What to work on
Your answer should be a single number: the count of lines that include "Finder".

Data excerpts
====
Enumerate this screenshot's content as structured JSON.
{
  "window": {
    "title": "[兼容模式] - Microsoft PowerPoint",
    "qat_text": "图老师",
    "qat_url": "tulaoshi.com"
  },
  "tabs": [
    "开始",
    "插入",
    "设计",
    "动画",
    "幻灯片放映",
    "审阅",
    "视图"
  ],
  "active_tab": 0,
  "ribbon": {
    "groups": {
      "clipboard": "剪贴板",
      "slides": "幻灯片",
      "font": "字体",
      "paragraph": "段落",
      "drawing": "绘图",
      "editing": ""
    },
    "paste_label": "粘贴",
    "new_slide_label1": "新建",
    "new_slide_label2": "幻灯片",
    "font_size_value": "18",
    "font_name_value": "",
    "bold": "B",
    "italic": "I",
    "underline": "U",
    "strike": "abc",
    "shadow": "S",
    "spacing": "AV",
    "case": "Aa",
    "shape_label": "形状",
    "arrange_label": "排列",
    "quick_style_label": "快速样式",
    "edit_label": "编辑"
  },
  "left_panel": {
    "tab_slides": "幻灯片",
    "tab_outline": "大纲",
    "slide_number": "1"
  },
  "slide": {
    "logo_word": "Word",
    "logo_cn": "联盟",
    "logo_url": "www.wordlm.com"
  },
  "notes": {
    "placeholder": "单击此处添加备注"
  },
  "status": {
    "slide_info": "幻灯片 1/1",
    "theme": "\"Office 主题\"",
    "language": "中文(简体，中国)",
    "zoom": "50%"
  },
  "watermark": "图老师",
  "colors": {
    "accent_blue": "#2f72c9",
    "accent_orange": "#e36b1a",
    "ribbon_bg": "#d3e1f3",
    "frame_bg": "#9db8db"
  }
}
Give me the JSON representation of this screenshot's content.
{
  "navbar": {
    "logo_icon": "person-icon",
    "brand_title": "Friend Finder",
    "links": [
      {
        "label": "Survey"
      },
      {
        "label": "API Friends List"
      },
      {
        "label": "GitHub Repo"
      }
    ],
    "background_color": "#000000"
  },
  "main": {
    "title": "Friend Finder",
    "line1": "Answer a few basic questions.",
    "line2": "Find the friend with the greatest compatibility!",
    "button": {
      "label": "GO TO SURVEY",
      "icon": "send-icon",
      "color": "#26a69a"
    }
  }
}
====
Exercise answer
2